## START PROVIDED RECORDS
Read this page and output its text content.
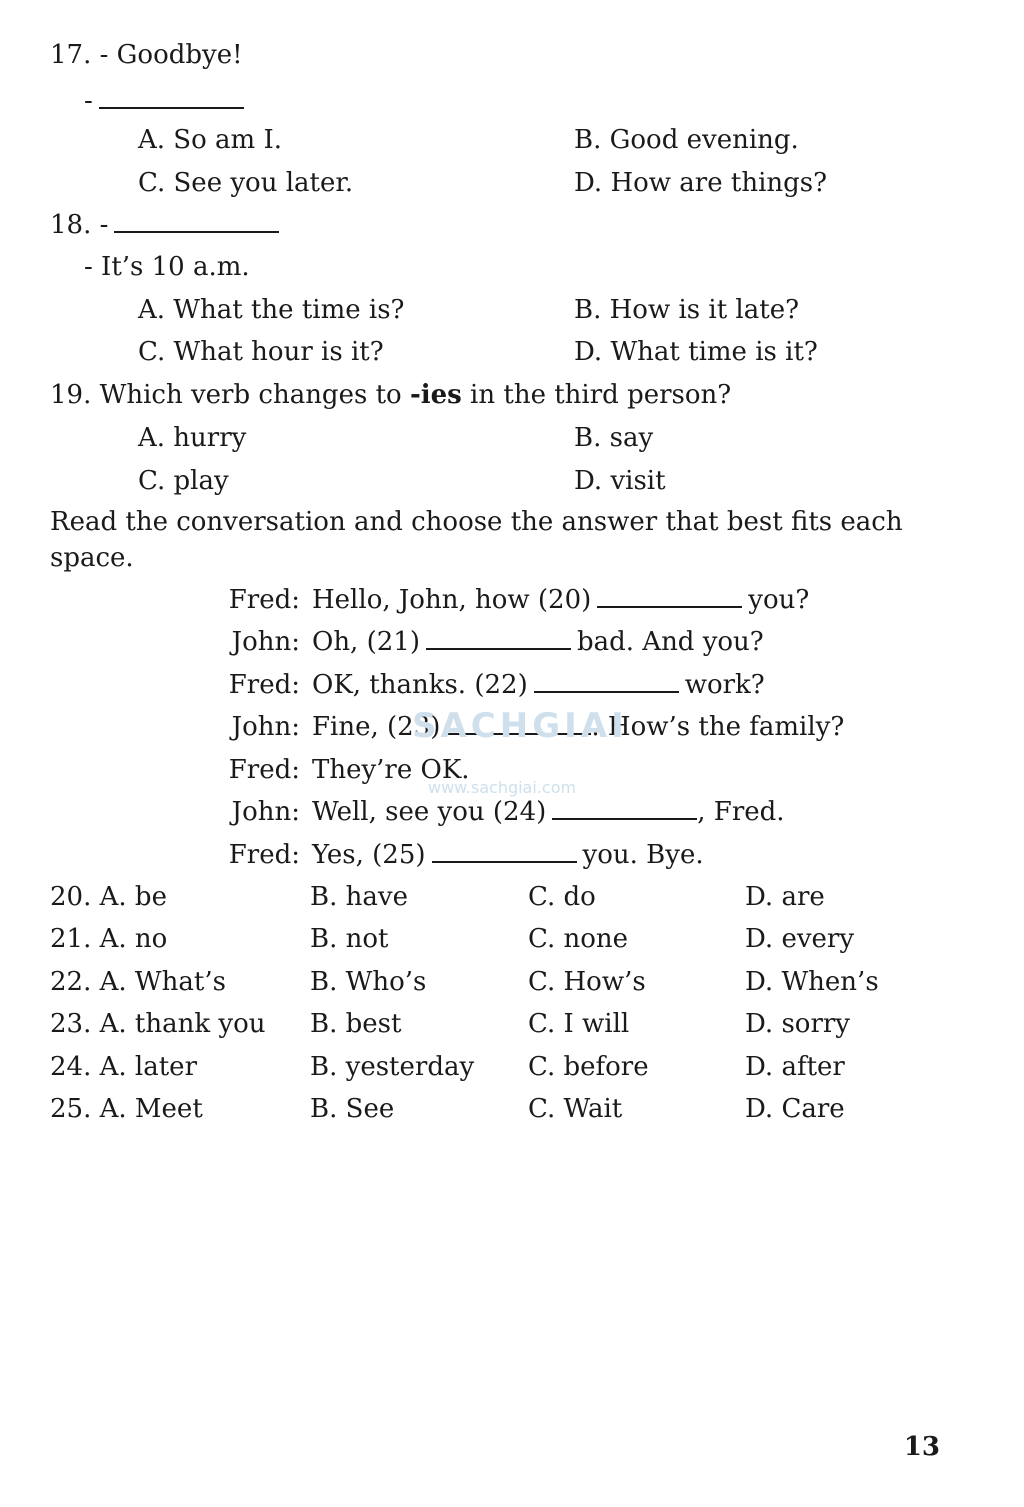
17. - Goodbye!
-
A. So am I.	B. Good evening.
C. See you later.	D. How are things?
18. -
- It’s 10 a.m.
A. What the time is?	B. How is it late?
C. What hour is it?	D. What time is it?
19. Which verb changes to -ies in the third person?
A. hurry	B. say
C. play	D. visit
Read the conversation and choose the answer that best fits each
space.
Fred: Hello, John, how (20)	you?
John: Oh, (21)	bad. And you?
Fred: OK, thanks. (22)	work?
John: Fine, (23)	. How’s the family?
Fred: They’re OK.
John: Well, see you (24)	, Fred.
Fred: Yes, (25)	you. Bye.
20. A. be	B. have	C. do	D. are
21. A. no	B. not	C. none	D. every
22. A. What’s	B. Who’s	C. How’s	D. When’s
23. A. thank you B. best	C. I will	D. sorry
24. A. later	B. yesterday C. before	D. after
25. A. Meet	B. See	C. Wait	D. Care
SACHGIAI
www.sachgiai.com
13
## END PROVIDED RECORDS
WHAT IS REQUIRED: Set the entries down again exactly. Do not include the images.

SOLUTION BELOW:
Read this page and output its text content.
17. - Goodbye!
-
A. So am I.	B. Good evening.
C. See you later.	D. How are things?
18. -
- It’s 10 a.m.
A. What the time is?	B. How is it late?
C. What hour is it?	D. What time is it?
19. Which verb changes to -ies in the third person?
A. hurry	B. say
C. play	D. visit
Read the conversation and choose the answer that best fits each
space.
Fred: Hello, John, how (20)	you?
John: Oh, (21)	bad. And you?
Fred: OK, thanks. (22)	work?
John: Fine, (23)	. How’s the family?
Fred: They’re OK.
John: Well, see you (24)	, Fred.
Fred: Yes, (25)	you. Bye.
20. A. be	B. have	C. do	D. are
21. A. no	B. not	C. none	D. every
22. A. What’s	B. Who’s	C. How’s	D. When’s
23. A. thank you B. best	C. I will	D. sorry
24. A. later	B. yesterday C. before	D. after
25. A. Meet	B. See	C. Wait	D. Care
SACHGIAI
www.sachgiai.com
13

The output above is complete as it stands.